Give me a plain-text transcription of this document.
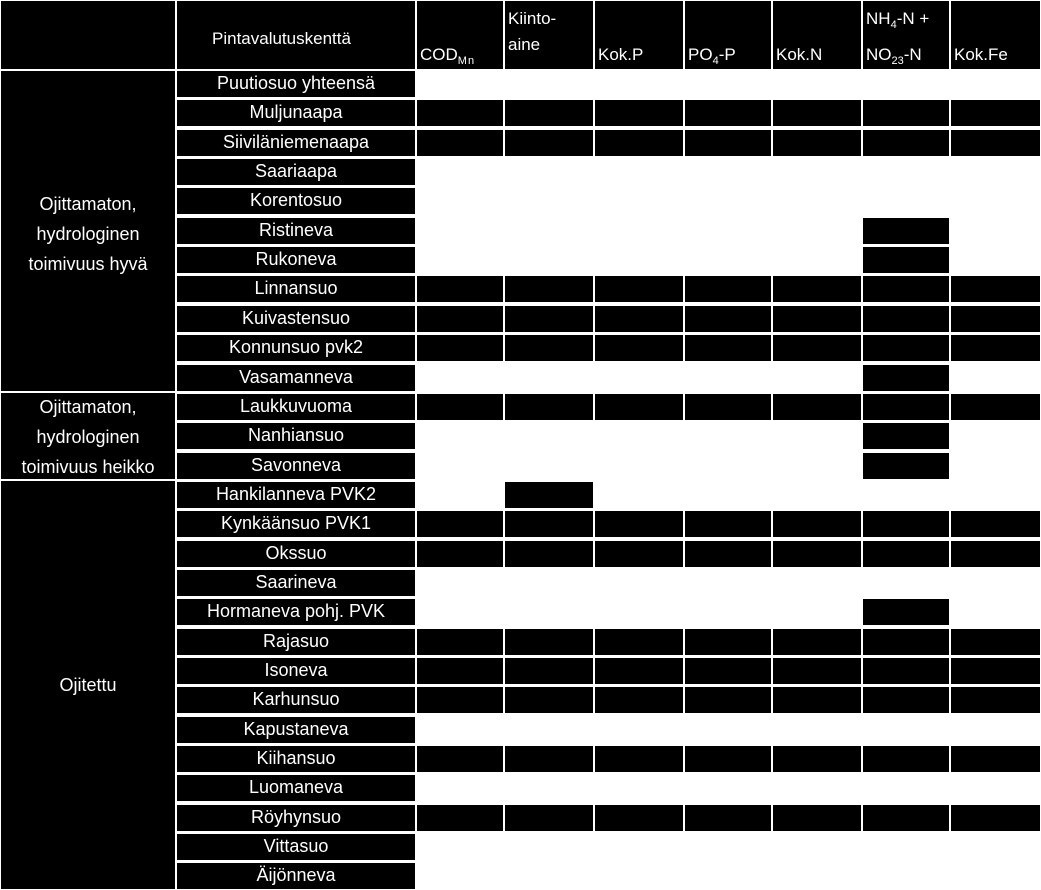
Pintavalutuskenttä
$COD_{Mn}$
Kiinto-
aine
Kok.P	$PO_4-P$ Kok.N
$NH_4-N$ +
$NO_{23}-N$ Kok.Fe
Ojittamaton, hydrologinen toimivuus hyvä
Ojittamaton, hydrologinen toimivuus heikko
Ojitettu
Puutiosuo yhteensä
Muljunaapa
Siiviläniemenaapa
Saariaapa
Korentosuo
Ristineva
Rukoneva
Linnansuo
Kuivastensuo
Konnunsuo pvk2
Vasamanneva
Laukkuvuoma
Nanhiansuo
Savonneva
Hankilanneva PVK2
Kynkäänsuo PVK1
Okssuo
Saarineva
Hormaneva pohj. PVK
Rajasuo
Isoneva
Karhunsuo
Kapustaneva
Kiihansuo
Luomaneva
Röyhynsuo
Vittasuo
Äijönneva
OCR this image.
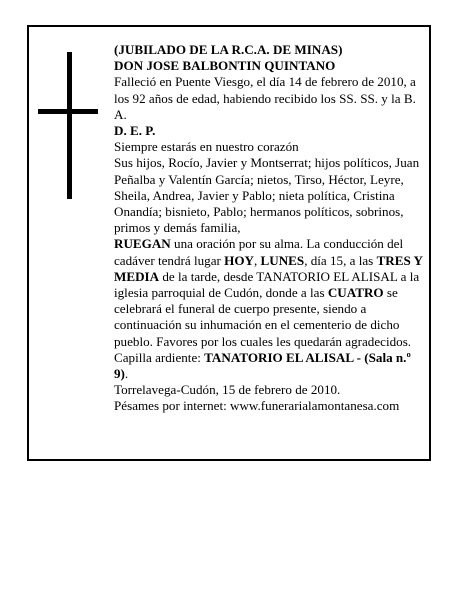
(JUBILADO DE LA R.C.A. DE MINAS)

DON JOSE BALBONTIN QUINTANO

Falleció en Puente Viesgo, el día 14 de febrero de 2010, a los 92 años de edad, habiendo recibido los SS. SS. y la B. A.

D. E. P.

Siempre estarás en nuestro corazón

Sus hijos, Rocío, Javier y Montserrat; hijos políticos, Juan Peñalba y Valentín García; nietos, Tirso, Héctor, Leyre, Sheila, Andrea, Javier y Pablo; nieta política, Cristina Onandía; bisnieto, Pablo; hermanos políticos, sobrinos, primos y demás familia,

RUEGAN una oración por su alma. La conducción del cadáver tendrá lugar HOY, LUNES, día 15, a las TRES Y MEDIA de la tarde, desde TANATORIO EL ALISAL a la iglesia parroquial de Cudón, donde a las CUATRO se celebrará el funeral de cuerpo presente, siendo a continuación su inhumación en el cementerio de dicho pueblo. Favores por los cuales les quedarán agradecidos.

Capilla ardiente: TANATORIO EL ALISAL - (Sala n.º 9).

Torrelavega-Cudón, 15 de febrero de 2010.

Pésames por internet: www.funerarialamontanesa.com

Required work> Check every line of the listing for the string "febrero" and report how many lines have it, as a number alone.

Result for this exercise> 2